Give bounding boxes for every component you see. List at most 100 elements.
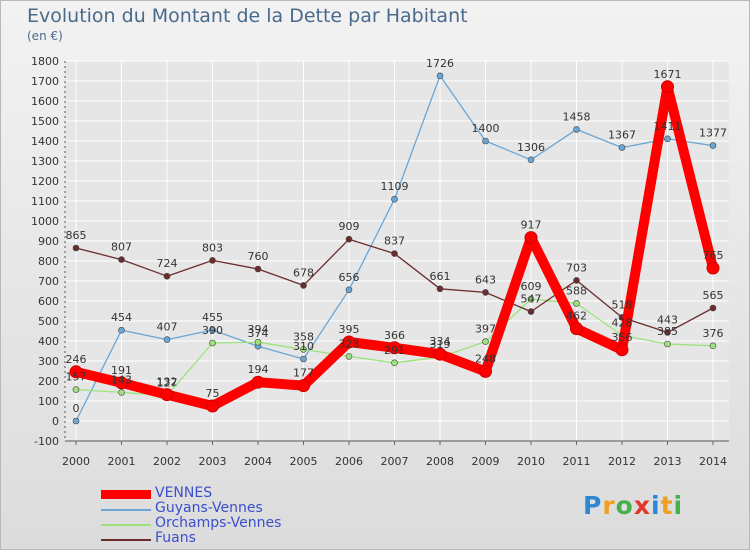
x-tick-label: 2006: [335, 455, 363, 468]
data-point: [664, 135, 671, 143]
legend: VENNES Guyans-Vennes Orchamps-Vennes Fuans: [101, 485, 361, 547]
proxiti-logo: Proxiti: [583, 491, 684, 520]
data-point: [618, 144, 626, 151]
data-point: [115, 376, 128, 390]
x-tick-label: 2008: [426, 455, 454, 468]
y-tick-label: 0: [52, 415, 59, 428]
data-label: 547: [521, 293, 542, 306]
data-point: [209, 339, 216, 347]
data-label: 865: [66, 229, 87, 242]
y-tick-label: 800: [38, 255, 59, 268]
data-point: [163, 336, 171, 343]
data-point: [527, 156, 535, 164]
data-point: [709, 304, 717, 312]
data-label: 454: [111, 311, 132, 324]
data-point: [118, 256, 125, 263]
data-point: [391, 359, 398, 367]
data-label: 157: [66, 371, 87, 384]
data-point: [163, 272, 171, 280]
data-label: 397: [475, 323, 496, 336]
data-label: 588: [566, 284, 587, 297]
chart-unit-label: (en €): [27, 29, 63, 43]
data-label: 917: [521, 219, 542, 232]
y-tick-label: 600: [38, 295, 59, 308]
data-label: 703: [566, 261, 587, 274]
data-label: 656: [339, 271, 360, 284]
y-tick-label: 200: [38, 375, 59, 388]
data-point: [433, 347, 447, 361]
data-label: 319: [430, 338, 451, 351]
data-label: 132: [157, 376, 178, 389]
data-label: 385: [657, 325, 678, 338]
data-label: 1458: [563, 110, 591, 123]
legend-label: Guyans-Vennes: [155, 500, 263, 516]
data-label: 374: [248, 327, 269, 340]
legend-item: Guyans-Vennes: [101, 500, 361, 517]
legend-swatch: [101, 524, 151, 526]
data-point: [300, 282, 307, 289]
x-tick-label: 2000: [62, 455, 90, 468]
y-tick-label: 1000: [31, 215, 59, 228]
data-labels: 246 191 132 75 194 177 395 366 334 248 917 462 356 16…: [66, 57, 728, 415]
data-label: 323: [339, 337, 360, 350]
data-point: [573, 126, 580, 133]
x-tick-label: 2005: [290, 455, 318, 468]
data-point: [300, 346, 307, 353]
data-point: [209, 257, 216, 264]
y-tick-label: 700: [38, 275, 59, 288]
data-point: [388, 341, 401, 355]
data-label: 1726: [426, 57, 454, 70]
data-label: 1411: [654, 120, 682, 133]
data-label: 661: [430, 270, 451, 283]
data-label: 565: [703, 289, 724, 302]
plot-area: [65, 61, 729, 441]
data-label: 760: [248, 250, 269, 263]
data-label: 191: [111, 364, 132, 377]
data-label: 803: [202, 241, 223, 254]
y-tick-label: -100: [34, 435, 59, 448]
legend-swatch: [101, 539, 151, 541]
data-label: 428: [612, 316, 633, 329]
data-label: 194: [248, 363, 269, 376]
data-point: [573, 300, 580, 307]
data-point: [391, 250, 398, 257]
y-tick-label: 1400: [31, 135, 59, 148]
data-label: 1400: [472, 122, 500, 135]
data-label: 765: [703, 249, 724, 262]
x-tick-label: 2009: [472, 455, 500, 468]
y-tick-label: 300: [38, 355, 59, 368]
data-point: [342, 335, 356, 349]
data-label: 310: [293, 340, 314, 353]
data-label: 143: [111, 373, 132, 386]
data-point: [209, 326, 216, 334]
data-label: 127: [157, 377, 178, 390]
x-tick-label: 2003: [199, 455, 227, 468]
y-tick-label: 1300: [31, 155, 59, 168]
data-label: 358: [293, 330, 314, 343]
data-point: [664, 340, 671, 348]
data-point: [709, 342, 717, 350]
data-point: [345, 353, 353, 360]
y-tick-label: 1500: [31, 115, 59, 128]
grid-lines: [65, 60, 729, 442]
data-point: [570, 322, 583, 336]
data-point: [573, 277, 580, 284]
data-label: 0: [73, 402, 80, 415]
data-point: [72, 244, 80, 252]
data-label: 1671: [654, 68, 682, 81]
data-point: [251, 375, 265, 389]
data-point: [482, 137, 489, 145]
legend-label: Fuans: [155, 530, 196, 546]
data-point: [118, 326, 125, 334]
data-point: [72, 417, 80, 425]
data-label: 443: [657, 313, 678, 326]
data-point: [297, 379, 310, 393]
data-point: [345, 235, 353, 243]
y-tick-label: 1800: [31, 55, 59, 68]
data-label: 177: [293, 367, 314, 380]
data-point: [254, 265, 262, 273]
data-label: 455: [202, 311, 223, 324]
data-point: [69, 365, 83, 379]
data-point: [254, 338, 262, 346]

^^^^^^^^^^^^^^^^

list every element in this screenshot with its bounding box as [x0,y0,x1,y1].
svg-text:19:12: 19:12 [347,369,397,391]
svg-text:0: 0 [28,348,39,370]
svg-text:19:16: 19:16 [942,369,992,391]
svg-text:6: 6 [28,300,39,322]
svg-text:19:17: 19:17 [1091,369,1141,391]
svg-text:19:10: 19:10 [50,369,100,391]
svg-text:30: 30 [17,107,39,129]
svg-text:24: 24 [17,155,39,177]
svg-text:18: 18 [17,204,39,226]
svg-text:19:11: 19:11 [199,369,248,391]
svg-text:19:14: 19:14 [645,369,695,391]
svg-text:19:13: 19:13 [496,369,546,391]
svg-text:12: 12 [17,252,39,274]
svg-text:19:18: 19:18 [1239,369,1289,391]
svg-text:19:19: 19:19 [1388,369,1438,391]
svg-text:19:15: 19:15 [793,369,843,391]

^^^^^^^^^^^^^^^^

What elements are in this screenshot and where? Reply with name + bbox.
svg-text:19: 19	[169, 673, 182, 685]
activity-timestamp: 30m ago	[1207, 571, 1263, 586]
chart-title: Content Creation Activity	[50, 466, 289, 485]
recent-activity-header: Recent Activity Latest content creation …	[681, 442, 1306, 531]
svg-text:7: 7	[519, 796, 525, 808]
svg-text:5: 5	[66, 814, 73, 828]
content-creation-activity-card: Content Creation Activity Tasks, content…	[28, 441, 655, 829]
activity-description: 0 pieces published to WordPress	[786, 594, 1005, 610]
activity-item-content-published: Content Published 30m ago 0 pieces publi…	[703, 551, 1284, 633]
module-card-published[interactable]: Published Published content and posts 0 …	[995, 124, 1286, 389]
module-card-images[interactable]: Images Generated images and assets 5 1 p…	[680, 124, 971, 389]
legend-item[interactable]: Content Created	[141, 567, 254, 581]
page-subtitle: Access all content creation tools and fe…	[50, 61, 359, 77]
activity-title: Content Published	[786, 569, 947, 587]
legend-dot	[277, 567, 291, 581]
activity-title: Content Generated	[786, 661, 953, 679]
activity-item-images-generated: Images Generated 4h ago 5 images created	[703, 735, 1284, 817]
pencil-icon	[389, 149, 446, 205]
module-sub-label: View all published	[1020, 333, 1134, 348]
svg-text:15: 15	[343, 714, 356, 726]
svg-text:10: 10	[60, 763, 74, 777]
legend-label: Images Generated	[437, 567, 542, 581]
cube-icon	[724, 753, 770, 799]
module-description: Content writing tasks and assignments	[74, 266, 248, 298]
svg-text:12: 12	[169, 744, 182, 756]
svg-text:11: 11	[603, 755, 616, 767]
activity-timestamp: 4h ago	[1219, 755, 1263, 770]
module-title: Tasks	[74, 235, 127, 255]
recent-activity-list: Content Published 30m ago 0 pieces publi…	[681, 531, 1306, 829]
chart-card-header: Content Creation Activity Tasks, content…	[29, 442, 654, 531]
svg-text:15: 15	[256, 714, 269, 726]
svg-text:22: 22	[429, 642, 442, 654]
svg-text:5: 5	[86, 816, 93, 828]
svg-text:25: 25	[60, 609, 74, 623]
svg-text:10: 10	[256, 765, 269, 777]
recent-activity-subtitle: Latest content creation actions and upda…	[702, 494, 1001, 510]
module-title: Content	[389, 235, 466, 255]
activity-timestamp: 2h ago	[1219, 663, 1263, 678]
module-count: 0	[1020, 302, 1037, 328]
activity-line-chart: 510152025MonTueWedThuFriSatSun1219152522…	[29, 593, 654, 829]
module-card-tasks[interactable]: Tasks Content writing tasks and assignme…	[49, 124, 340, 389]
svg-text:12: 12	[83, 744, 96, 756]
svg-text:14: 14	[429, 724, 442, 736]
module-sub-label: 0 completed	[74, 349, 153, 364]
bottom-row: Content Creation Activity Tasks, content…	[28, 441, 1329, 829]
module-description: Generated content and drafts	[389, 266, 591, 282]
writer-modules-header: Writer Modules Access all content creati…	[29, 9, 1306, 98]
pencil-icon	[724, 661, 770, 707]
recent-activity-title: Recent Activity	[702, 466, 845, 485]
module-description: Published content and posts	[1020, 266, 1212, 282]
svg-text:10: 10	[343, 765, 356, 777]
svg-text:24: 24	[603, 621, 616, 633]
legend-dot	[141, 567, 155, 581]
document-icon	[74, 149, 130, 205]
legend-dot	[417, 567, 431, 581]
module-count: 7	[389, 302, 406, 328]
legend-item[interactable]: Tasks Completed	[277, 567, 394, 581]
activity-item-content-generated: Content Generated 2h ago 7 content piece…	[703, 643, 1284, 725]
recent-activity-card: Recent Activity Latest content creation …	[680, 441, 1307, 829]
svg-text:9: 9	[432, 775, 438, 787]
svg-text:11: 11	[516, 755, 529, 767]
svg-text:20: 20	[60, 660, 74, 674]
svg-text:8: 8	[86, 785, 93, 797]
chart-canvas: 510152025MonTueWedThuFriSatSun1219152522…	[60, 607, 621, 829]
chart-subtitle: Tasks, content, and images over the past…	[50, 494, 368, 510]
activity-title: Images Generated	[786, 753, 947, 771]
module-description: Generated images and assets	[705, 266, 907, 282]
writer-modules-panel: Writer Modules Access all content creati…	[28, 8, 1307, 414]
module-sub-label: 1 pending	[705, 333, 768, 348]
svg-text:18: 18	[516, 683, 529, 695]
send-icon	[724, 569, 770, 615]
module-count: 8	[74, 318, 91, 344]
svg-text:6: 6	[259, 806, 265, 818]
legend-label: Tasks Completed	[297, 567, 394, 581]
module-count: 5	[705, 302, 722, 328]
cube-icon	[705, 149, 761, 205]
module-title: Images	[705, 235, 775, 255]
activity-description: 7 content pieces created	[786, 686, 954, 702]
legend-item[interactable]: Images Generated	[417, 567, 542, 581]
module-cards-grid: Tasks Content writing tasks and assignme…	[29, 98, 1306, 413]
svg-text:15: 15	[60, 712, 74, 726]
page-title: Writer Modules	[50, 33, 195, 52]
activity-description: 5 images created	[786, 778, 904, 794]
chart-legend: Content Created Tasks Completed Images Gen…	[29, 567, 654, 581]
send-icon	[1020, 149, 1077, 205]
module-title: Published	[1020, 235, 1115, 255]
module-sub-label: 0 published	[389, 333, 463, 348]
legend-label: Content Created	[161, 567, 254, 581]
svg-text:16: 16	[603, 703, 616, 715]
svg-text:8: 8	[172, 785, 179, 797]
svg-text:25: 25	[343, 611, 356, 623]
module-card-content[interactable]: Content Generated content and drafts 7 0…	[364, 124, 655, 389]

^^^^^^^^^^^^^^^^

### OBJECTIVE:
Write out the rows from the line containing "x-tick-label: 2006: [335, 455, 363, 468]" through the line containing "data-label: 703: [566, 261, 587, 274]", reproducing each one verbatim and including both end lines.

### RESULT FOR THIS TASK:
x-tick-label: 2006: [335, 455, 363, 468]
data-point: [664, 135, 671, 143]
legend: VENNES Guyans-Vennes Orchamps-Vennes Fuans: [101, 485, 361, 547]
proxiti-logo: Proxiti: [583, 491, 684, 520]
data-point: [618, 144, 626, 151]
data-point: [115, 376, 128, 390]
x-tick-label: 2008: [426, 455, 454, 468]
y-tick-label: 0: [52, 415, 59, 428]
data-label: 547: [521, 293, 542, 306]
data-point: [209, 339, 216, 347]
data-label: 865: [66, 229, 87, 242]
y-tick-label: 800: [38, 255, 59, 268]
data-point: [163, 336, 171, 343]
data-point: [527, 156, 535, 164]
data-point: [709, 304, 717, 312]
data-label: 454: [111, 311, 132, 324]
data-point: [118, 256, 125, 263]
data-point: [391, 359, 398, 367]
data-label: 157: [66, 371, 87, 384]
data-point: [163, 272, 171, 280]
data-label: 397: [475, 323, 496, 336]
data-label: 588: [566, 284, 587, 297]
chart-unit-label: (en €): [27, 29, 63, 43]
data-label: 917: [521, 219, 542, 232]
y-tick-label: 600: [38, 295, 59, 308]
data-label: 703: [566, 261, 587, 274]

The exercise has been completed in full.